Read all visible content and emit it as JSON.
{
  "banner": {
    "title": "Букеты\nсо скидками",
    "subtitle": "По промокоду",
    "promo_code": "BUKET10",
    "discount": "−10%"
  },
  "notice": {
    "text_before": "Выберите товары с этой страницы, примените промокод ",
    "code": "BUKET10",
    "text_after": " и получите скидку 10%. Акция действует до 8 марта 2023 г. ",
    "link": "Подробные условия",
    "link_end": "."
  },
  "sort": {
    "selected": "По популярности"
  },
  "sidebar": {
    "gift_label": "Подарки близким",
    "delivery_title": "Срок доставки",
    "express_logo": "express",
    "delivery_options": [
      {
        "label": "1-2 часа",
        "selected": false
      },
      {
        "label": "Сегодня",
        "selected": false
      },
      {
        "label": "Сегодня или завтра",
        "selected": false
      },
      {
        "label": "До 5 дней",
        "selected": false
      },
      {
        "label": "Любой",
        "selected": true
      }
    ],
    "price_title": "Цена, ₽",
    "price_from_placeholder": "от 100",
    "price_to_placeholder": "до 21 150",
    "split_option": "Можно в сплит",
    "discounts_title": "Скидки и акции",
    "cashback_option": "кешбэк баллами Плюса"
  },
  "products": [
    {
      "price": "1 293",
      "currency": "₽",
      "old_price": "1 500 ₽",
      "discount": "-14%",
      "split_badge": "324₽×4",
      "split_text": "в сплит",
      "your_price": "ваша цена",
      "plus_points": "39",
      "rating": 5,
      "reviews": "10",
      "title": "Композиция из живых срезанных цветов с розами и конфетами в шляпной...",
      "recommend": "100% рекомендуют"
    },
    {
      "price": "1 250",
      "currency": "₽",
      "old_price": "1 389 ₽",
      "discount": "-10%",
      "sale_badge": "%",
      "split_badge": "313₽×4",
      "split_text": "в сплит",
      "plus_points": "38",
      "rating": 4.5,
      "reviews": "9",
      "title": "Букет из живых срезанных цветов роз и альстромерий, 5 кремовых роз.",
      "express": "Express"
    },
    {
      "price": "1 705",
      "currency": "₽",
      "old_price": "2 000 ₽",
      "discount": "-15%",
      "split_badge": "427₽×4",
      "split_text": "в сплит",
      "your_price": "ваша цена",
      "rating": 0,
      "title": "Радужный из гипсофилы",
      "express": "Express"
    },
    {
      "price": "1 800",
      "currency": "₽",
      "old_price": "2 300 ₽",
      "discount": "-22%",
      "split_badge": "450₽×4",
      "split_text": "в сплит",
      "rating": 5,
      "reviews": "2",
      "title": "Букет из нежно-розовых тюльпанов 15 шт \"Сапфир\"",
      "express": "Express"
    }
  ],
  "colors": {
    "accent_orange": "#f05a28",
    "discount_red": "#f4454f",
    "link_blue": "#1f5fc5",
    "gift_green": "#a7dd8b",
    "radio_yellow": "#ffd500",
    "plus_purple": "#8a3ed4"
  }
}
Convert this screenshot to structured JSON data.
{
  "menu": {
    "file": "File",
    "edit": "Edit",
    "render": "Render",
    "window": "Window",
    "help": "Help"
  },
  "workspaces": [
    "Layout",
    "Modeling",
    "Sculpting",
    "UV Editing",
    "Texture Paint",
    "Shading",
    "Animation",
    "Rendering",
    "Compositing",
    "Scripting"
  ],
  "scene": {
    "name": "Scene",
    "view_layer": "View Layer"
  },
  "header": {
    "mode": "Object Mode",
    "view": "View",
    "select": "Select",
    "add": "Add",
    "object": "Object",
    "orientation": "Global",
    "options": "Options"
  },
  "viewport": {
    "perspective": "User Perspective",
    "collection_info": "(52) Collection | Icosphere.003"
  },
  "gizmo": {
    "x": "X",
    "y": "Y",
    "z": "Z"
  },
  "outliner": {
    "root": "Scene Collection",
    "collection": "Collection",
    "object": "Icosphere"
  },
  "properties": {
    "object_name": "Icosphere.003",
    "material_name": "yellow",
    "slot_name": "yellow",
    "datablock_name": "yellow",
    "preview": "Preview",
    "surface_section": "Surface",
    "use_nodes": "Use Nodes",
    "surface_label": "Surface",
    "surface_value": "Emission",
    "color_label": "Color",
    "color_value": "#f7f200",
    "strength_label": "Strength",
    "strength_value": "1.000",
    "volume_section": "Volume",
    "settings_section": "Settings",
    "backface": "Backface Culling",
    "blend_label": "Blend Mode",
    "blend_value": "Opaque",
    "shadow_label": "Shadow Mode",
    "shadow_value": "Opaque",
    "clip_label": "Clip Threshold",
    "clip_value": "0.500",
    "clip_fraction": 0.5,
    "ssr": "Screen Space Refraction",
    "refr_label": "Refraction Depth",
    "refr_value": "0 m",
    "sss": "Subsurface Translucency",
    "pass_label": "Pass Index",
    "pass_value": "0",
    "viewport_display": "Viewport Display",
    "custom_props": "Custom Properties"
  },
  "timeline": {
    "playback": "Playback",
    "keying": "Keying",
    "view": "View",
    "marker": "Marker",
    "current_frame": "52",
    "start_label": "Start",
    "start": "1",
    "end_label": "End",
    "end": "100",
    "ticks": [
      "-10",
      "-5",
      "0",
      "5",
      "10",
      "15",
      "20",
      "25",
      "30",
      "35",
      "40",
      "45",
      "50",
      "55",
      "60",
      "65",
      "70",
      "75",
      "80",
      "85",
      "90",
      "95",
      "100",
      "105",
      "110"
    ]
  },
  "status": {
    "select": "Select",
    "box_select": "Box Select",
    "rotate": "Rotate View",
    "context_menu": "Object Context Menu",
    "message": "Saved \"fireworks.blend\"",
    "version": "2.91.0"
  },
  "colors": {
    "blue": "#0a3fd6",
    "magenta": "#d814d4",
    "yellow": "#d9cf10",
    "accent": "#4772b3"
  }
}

__Directions__:
Which lines hold the word "JSON"? Show each one.

__Reply__:
Read all visible content and emit it as JSON.
Convert this screenshot to structured JSON data.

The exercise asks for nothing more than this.